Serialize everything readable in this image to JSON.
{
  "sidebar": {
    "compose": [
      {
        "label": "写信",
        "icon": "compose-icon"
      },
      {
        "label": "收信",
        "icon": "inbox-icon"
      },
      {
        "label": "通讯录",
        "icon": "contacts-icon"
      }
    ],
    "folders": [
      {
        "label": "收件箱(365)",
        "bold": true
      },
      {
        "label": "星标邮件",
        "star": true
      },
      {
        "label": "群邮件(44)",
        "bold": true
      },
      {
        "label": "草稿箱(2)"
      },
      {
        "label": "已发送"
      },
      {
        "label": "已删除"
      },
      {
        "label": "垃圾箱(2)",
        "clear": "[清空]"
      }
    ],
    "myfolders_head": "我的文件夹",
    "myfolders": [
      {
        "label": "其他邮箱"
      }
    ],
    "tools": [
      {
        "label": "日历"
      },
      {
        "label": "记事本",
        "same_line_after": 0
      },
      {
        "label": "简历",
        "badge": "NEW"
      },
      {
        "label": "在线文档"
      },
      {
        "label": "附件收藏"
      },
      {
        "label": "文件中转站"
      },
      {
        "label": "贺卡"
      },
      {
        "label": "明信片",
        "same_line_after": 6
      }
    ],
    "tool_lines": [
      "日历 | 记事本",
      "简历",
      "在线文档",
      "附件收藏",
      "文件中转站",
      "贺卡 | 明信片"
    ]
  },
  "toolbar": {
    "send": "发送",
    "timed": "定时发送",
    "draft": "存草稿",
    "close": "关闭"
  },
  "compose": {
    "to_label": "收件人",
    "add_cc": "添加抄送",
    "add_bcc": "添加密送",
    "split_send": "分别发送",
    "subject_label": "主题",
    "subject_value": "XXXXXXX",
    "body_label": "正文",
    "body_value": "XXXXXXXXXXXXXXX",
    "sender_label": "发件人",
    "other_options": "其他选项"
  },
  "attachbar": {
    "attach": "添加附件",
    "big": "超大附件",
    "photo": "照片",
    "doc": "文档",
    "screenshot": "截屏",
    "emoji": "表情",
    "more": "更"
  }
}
=======
▶ [To do]
Take the listing above and write it out again exactly.

▶ [Correct response]
Serialize everything readable in this image to JSON.
{
  "sidebar": {
    "compose": [
      {
        "label": "写信",
        "icon": "compose-icon"
      },
      {
        "label": "收信",
        "icon": "inbox-icon"
      },
      {
        "label": "通讯录",
        "icon": "contacts-icon"
      }
    ],
    "folders": [
      {
        "label": "收件箱(365)",
        "bold": true
      },
      {
        "label": "星标邮件",
        "star": true
      },
      {
        "label": "群邮件(44)",
        "bold": true
      },
      {
        "label": "草稿箱(2)"
      },
      {
        "label": "已发送"
      },
      {
        "label": "已删除"
      },
      {
        "label": "垃圾箱(2)",
        "clear": "[清空]"
      }
    ],
    "myfolders_head": "我的文件夹",
    "myfolders": [
      {
        "label": "其他邮箱"
      }
    ],
    "tools": [
      {
        "label": "日历"
      },
      {
        "label": "记事本",
        "same_line_after": 0
      },
      {
        "label": "简历",
        "badge": "NEW"
      },
      {
        "label": "在线文档"
      },
      {
        "label": "附件收藏"
      },
      {
        "label": "文件中转站"
      },
      {
        "label": "贺卡"
      },
      {
        "label": "明信片",
        "same_line_after": 6
      }
    ],
    "tool_lines": [
      "日历 | 记事本",
      "简历",
      "在线文档",
      "附件收藏",
      "文件中转站",
      "贺卡 | 明信片"
    ]
  },
  "toolbar": {
    "send": "发送",
    "timed": "定时发送",
    "draft": "存草稿",
    "close": "关闭"
  },
  "compose": {
    "to_label": "收件人",
    "add_cc": "添加抄送",
    "add_bcc": "添加密送",
    "split_send": "分别发送",
    "subject_label": "主题",
    "subject_value": "XXXXXXX",
    "body_label": "正文",
    "body_value": "XXXXXXXXXXXXXXX",
    "sender_label": "发件人",
    "other_options": "其他选项"
  },
  "attachbar": {
    "attach": "添加附件",
    "big": "超大附件",
    "photo": "照片",
    "doc": "文档",
    "screenshot": "截屏",
    "emoji": "表情",
    "more": "更"
  }
}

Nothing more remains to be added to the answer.